** What needs to be done **
Find out how many lines of the material contain the string "this" and give only that figure.

Extracts from a graphics dataset

<<<<

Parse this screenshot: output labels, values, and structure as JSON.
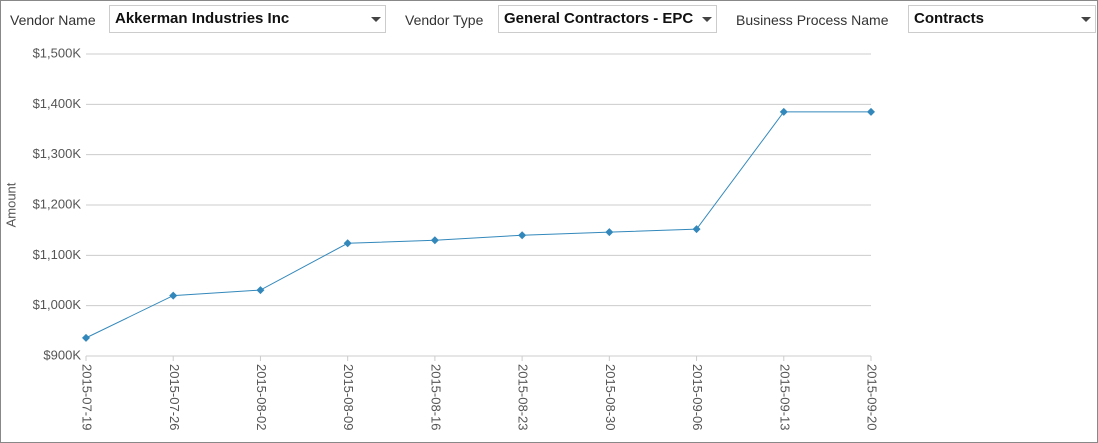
{
  "filters": [
    {
      "label": "Vendor Name",
      "value": "Akkerman Industries Inc"
    },
    {
      "label": "Vendor Type",
      "value": "General Contractors - EPC"
    },
    {
      "label": "Business Process Name",
      "value": "Contracts"
    }
  ],
  "chart_data": {
    "type": "line",
    "y_label": "Amount",
    "categories": [
      "2015-07-19",
      "2015-07-26",
      "2015-08-02",
      "2015-08-09",
      "2015-08-16",
      "2015-08-23",
      "2015-08-30",
      "2015-09-06",
      "2015-09-13",
      "2015-09-20"
    ],
    "values": [
      936,
      1020,
      1031,
      1124,
      1130,
      1140,
      1146,
      1152,
      1385,
      1385
    ],
    "color": "#3388bb",
    "ylim": [
      900,
      1500
    ],
    "yticks": [
      {
        "value": 900,
        "label": "$900K"
      },
      {
        "value": 1000,
        "label": "$1,000K"
      },
      {
        "value": 1100,
        "label": "$1,100K"
      },
      {
        "value": 1200,
        "label": "$1,200K"
      },
      {
        "value": 1300,
        "label": "$1,300K"
      },
      {
        "value": 1400,
        "label": "$1,400K"
      },
      {
        "value": 1500,
        "label": "$1,500K"
      }
    ],
    "grid": true
  }
}
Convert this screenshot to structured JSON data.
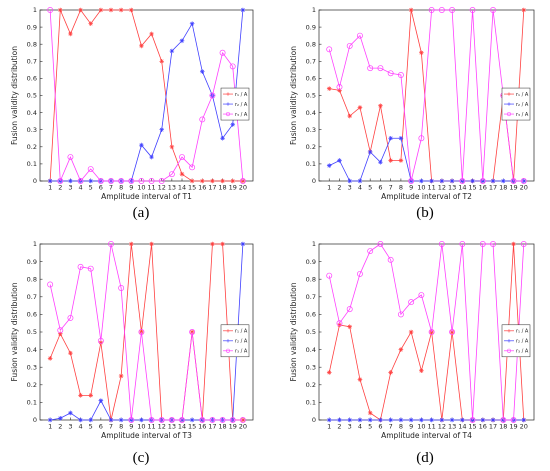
{
  "figure": {
    "colors": {
      "red": "#ff4040",
      "blue": "#4040ff",
      "magenta": "#ff40ff"
    },
    "legend_position": "right"
  },
  "chart_data": [
    {
      "type": "line",
      "caption": "(a)",
      "xlabel": "Amplitude interval of T1",
      "ylabel": "Fusion validity distribution",
      "x": [
        1,
        2,
        3,
        4,
        5,
        6,
        7,
        8,
        9,
        10,
        11,
        12,
        13,
        14,
        15,
        16,
        17,
        18,
        19,
        20
      ],
      "xlim": [
        0,
        21
      ],
      "ylim": [
        0,
        1
      ],
      "yticks": [
        "0",
        "0.1",
        "0.2",
        "0.3",
        "0.4",
        "0.5",
        "0.6",
        "0.7",
        "0.8",
        "0.9",
        "1"
      ],
      "series": [
        {
          "name": "r₁ / A",
          "marker": "star",
          "color": "#ff4040",
          "values": [
            0,
            1,
            0.86,
            1,
            0.92,
            1,
            1,
            1,
            1,
            0.79,
            0.86,
            0.7,
            0.2,
            0.04,
            0,
            0,
            0,
            0,
            0,
            0
          ]
        },
        {
          "name": "r₂ / A",
          "marker": "star",
          "color": "#4040ff",
          "values": [
            0,
            0,
            0,
            0,
            0,
            0,
            0,
            0,
            0,
            0.21,
            0.14,
            0.3,
            0.76,
            0.82,
            0.92,
            0.64,
            0.5,
            0.25,
            0.33,
            1
          ]
        },
        {
          "name": "r₃ / A",
          "marker": "circle",
          "color": "#ff40ff",
          "values": [
            1,
            0,
            0.14,
            0,
            0.07,
            0,
            0,
            0,
            0,
            0,
            0,
            0,
            0.04,
            0.14,
            0.08,
            0.36,
            0.5,
            0.75,
            0.67,
            0
          ]
        }
      ]
    },
    {
      "type": "line",
      "caption": "(b)",
      "xlabel": "Amplitude interval of T2",
      "ylabel": "Fusion validity distribution",
      "x": [
        1,
        2,
        3,
        4,
        5,
        6,
        7,
        8,
        9,
        10,
        11,
        12,
        13,
        14,
        15,
        16,
        17,
        18,
        19,
        20
      ],
      "xlim": [
        0,
        21
      ],
      "ylim": [
        0,
        1
      ],
      "yticks": [
        "0",
        "0.1",
        "0.2",
        "0.3",
        "0.4",
        "0.5",
        "0.6",
        "0.7",
        "0.8",
        "0.9",
        "1"
      ],
      "series": [
        {
          "name": "r₁ / A",
          "marker": "star",
          "color": "#ff4040",
          "values": [
            0.54,
            0.53,
            0.38,
            0.43,
            0.17,
            0.44,
            0.12,
            0.12,
            1,
            0.75,
            0,
            0,
            0,
            0,
            0,
            0,
            0,
            0.5,
            0,
            1
          ]
        },
        {
          "name": "r₂ / A",
          "marker": "star",
          "color": "#4040ff",
          "values": [
            0.09,
            0.12,
            0,
            0,
            0.17,
            0.11,
            0.25,
            0.25,
            0,
            0,
            0,
            0,
            0,
            0,
            0,
            0,
            0,
            0,
            0,
            0
          ]
        },
        {
          "name": "r₃ / A",
          "marker": "circle",
          "color": "#ff40ff",
          "values": [
            0.77,
            0.55,
            0.79,
            0.85,
            0.66,
            0.66,
            0.63,
            0.62,
            0,
            0.25,
            1,
            1,
            1,
            0,
            1,
            0,
            1,
            0.5,
            0,
            0
          ]
        }
      ]
    },
    {
      "type": "line",
      "caption": "(c)",
      "xlabel": "Amplitude interval of T3",
      "ylabel": "Fusion validity distribution",
      "x": [
        1,
        2,
        3,
        4,
        5,
        6,
        7,
        8,
        9,
        10,
        11,
        12,
        13,
        14,
        15,
        16,
        17,
        18,
        19,
        20
      ],
      "xlim": [
        0,
        21
      ],
      "ylim": [
        0,
        1
      ],
      "yticks": [
        "0",
        "0.1",
        "0.2",
        "0.3",
        "0.4",
        "0.5",
        "0.6",
        "0.7",
        "0.8",
        "0.9",
        "1"
      ],
      "series": [
        {
          "name": "r₁ / A",
          "marker": "star",
          "color": "#ff4040",
          "values": [
            0.35,
            0.49,
            0.38,
            0.14,
            0.14,
            0.44,
            0,
            0.25,
            1,
            0.5,
            1,
            0,
            0,
            0,
            0.5,
            0,
            1,
            1,
            0,
            0
          ]
        },
        {
          "name": "r₂ / A",
          "marker": "star",
          "color": "#4040ff",
          "values": [
            0,
            0.01,
            0.04,
            0,
            0,
            0.11,
            0,
            0,
            0,
            0,
            0,
            0,
            0,
            0,
            0,
            0,
            0,
            0,
            0,
            1
          ]
        },
        {
          "name": "r₃ / A",
          "marker": "circle",
          "color": "#ff40ff",
          "values": [
            0.77,
            0.51,
            0.58,
            0.87,
            0.86,
            0.45,
            1,
            0.75,
            0,
            0.5,
            0,
            0,
            0,
            0,
            0.5,
            0,
            0,
            0,
            0,
            0
          ]
        }
      ]
    },
    {
      "type": "line",
      "caption": "(d)",
      "xlabel": "Amplitude interval of T4",
      "ylabel": "Fusion validity distribution",
      "x": [
        1,
        2,
        3,
        4,
        5,
        6,
        7,
        8,
        9,
        10,
        11,
        12,
        13,
        14,
        15,
        16,
        17,
        18,
        19,
        20
      ],
      "xlim": [
        0,
        21
      ],
      "ylim": [
        0,
        1
      ],
      "yticks": [
        "0",
        "0.1",
        "0.2",
        "0.3",
        "0.4",
        "0.5",
        "0.6",
        "0.7",
        "0.8",
        "0.9",
        "1"
      ],
      "series": [
        {
          "name": "r₁ / A",
          "marker": "star",
          "color": "#ff4040",
          "values": [
            0.27,
            0.54,
            0.53,
            0.23,
            0.04,
            0,
            0.27,
            0.4,
            0.5,
            0.28,
            0.5,
            0,
            0.5,
            0,
            0,
            0,
            0,
            0,
            1,
            0
          ]
        },
        {
          "name": "r₂ / A",
          "marker": "star",
          "color": "#4040ff",
          "values": [
            0,
            0,
            0,
            0,
            0,
            0,
            0,
            0,
            0,
            0,
            0,
            0,
            0,
            0,
            0,
            0,
            0,
            0,
            0,
            0
          ]
        },
        {
          "name": "r₃ / A",
          "marker": "circle",
          "color": "#ff40ff",
          "values": [
            0.82,
            0.55,
            0.63,
            0.83,
            0.96,
            1,
            0.91,
            0.6,
            0.67,
            0.71,
            0.5,
            1,
            0.5,
            1,
            0,
            1,
            1,
            0,
            0,
            1
          ]
        }
      ]
    }
  ]
}
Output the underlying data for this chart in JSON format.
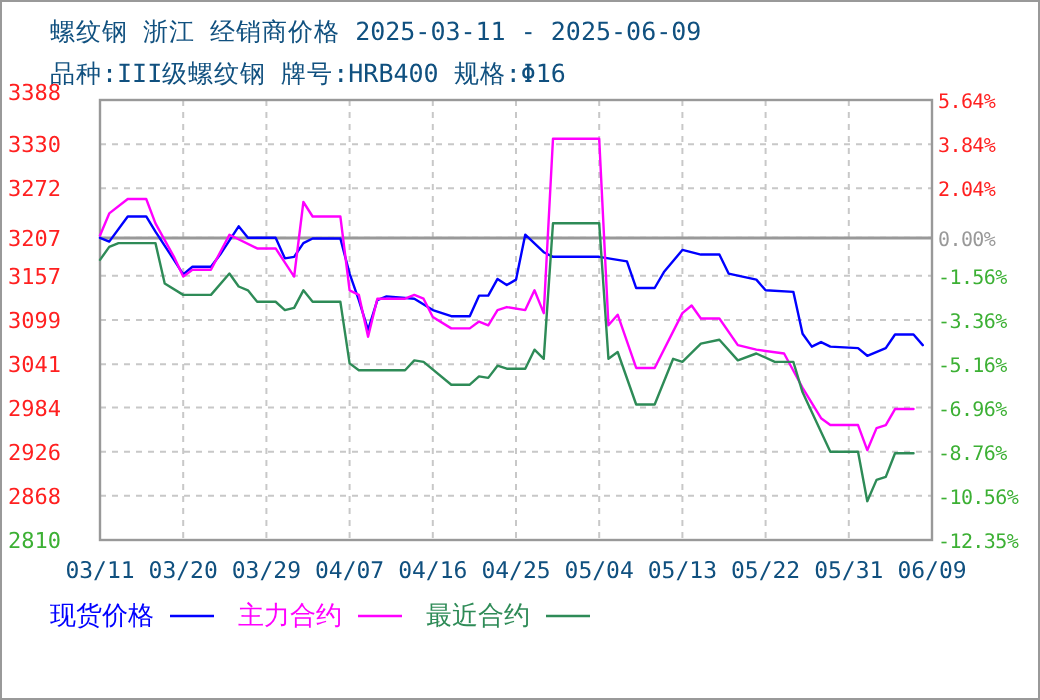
{
  "chart_data": {
    "type": "line",
    "title": "螺纹钢 浙江 经销商价格 2025-03-11 - 2025-06-09",
    "subtitle": "品种:III级螺纹钢 牌号:HRB400 规格:Φ16",
    "xlim": [
      "2025-03-11",
      "2025-06-09"
    ],
    "xticks": [
      {
        "value": "2025-03-11",
        "label": "03/11"
      },
      {
        "value": "2025-03-20",
        "label": "03/20"
      },
      {
        "value": "2025-03-29",
        "label": "03/29"
      },
      {
        "value": "2025-04-07",
        "label": "04/07"
      },
      {
        "value": "2025-04-16",
        "label": "04/16"
      },
      {
        "value": "2025-04-25",
        "label": "04/25"
      },
      {
        "value": "2025-05-04",
        "label": "05/04"
      },
      {
        "value": "2025-05-13",
        "label": "05/13"
      },
      {
        "value": "2025-05-22",
        "label": "05/22"
      },
      {
        "value": "2025-05-31",
        "label": "05/31"
      },
      {
        "value": "2025-06-09",
        "label": "06/09"
      }
    ],
    "ylim": [
      2810,
      3388
    ],
    "yticks": [
      3388,
      3330,
      3272,
      3207,
      3157,
      3099,
      3041,
      2984,
      2926,
      2868,
      2810
    ],
    "y2lim": [
      -12.35,
      5.64
    ],
    "y2ticks": [
      {
        "value": 5.64,
        "label": "5.64%"
      },
      {
        "value": 3.84,
        "label": "3.84%"
      },
      {
        "value": 2.04,
        "label": "2.04%"
      },
      {
        "value": 0,
        "label": "0.00%"
      },
      {
        "value": -1.56,
        "label": "-1.56%"
      },
      {
        "value": -3.36,
        "label": "-3.36%"
      },
      {
        "value": -5.16,
        "label": "-5.16%"
      },
      {
        "value": -6.96,
        "label": "-6.96%"
      },
      {
        "value": -8.76,
        "label": "-8.76%"
      },
      {
        "value": -10.56,
        "label": "-10.56%"
      },
      {
        "value": -12.35,
        "label": "-12.35%"
      }
    ],
    "ref_lines": [
      {
        "axis": "y2",
        "value": 0,
        "label": null,
        "color": "#999999"
      }
    ],
    "grid": true,
    "legend": "bottom",
    "line_style": "solid",
    "marker": "none",
    "series": [
      {
        "name": "现货价格",
        "color": "#0000ff",
        "x": [
          "2025-03-11",
          "2025-03-12",
          "2025-03-14",
          "2025-03-16",
          "2025-03-17",
          "2025-03-19",
          "2025-03-20",
          "2025-03-21",
          "2025-03-23",
          "2025-03-24",
          "2025-03-26",
          "2025-03-27",
          "2025-03-30",
          "2025-03-31",
          "2025-04-01",
          "2025-04-02",
          "2025-04-03",
          "2025-04-06",
          "2025-04-07",
          "2025-04-08",
          "2025-04-09",
          "2025-04-10",
          "2025-04-11",
          "2025-04-14",
          "2025-04-16",
          "2025-04-18",
          "2025-04-20",
          "2025-04-21",
          "2025-04-22",
          "2025-04-23",
          "2025-04-24",
          "2025-04-25",
          "2025-04-26",
          "2025-04-28",
          "2025-04-29",
          "2025-05-04",
          "2025-05-07",
          "2025-05-08",
          "2025-05-10",
          "2025-05-11",
          "2025-05-13",
          "2025-05-15",
          "2025-05-17",
          "2025-05-18",
          "2025-05-21",
          "2025-05-22",
          "2025-05-25",
          "2025-05-26",
          "2025-05-27",
          "2025-05-28",
          "2025-05-29",
          "2025-06-01",
          "2025-06-02",
          "2025-06-04",
          "2025-06-05",
          "2025-06-07",
          "2025-06-08"
        ],
        "values": [
          3207,
          3202,
          3235,
          3235,
          3215,
          3178,
          3159,
          3169,
          3169,
          3185,
          3222,
          3207,
          3207,
          3180,
          3182,
          3200,
          3206,
          3206,
          3160,
          3125,
          3086,
          3125,
          3130,
          3127,
          3112,
          3104,
          3104,
          3131,
          3131,
          3153,
          3145,
          3152,
          3211,
          3188,
          3182,
          3182,
          3176,
          3141,
          3141,
          3162,
          3191,
          3185,
          3185,
          3160,
          3152,
          3138,
          3136,
          3081,
          3064,
          3070,
          3064,
          3062,
          3052,
          3062,
          3080,
          3080,
          3066
        ]
      },
      {
        "name": "主力合约",
        "color": "#ff00ff",
        "x": [
          "2025-03-11",
          "2025-03-12",
          "2025-03-14",
          "2025-03-16",
          "2025-03-17",
          "2025-03-19",
          "2025-03-20",
          "2025-03-21",
          "2025-03-23",
          "2025-03-25",
          "2025-03-28",
          "2025-03-30",
          "2025-04-01",
          "2025-04-02",
          "2025-04-03",
          "2025-04-06",
          "2025-04-07",
          "2025-04-08",
          "2025-04-09",
          "2025-04-10",
          "2025-04-13",
          "2025-04-14",
          "2025-04-15",
          "2025-04-16",
          "2025-04-18",
          "2025-04-20",
          "2025-04-21",
          "2025-04-22",
          "2025-04-23",
          "2025-04-24",
          "2025-04-26",
          "2025-04-27",
          "2025-04-28",
          "2025-04-29",
          "2025-05-04",
          "2025-05-05",
          "2025-05-06",
          "2025-05-08",
          "2025-05-10",
          "2025-05-13",
          "2025-05-14",
          "2025-05-15",
          "2025-05-17",
          "2025-05-19",
          "2025-05-21",
          "2025-05-24",
          "2025-05-26",
          "2025-05-28",
          "2025-05-29",
          "2025-06-01",
          "2025-06-02",
          "2025-06-03",
          "2025-06-04",
          "2025-06-05",
          "2025-06-07"
        ],
        "values": [
          3210,
          3239,
          3258,
          3258,
          3226,
          3182,
          3156,
          3165,
          3165,
          3211,
          3193,
          3193,
          3156,
          3254,
          3235,
          3235,
          3138,
          3132,
          3077,
          3127,
          3127,
          3132,
          3127,
          3103,
          3088,
          3088,
          3097,
          3092,
          3112,
          3116,
          3112,
          3138,
          3108,
          3337,
          3337,
          3092,
          3106,
          3036,
          3036,
          3108,
          3118,
          3101,
          3101,
          3066,
          3060,
          3055,
          3010,
          2970,
          2961,
          2961,
          2928,
          2957,
          2961,
          2982,
          2982
        ]
      },
      {
        "name": "最近合约",
        "color": "#2e8b57",
        "x": [
          "2025-03-11",
          "2025-03-12",
          "2025-03-13",
          "2025-03-17",
          "2025-03-18",
          "2025-03-20",
          "2025-03-23",
          "2025-03-25",
          "2025-03-26",
          "2025-03-27",
          "2025-03-28",
          "2025-03-30",
          "2025-03-31",
          "2025-04-01",
          "2025-04-02",
          "2025-04-03",
          "2025-04-06",
          "2025-04-07",
          "2025-04-08",
          "2025-04-13",
          "2025-04-14",
          "2025-04-15",
          "2025-04-18",
          "2025-04-20",
          "2025-04-21",
          "2025-04-22",
          "2025-04-23",
          "2025-04-24",
          "2025-04-26",
          "2025-04-27",
          "2025-04-28",
          "2025-04-29",
          "2025-05-04",
          "2025-05-05",
          "2025-05-06",
          "2025-05-08",
          "2025-05-10",
          "2025-05-12",
          "2025-05-13",
          "2025-05-15",
          "2025-05-17",
          "2025-05-19",
          "2025-05-21",
          "2025-05-23",
          "2025-05-25",
          "2025-05-26",
          "2025-05-29",
          "2025-06-01",
          "2025-06-02",
          "2025-06-03",
          "2025-06-04",
          "2025-06-05",
          "2025-06-07"
        ],
        "values": [
          3178,
          3195,
          3200,
          3200,
          3147,
          3132,
          3132,
          3160,
          3143,
          3138,
          3123,
          3123,
          3112,
          3115,
          3138,
          3123,
          3123,
          3042,
          3033,
          3033,
          3046,
          3044,
          3014,
          3014,
          3025,
          3023,
          3039,
          3035,
          3035,
          3060,
          3048,
          3226,
          3226,
          3048,
          3057,
          2988,
          2988,
          3048,
          3044,
          3068,
          3073,
          3046,
          3055,
          3044,
          3044,
          3004,
          2926,
          2926,
          2861,
          2889,
          2893,
          2924,
          2924
        ]
      }
    ]
  }
}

>>>>

** Problem solution **
3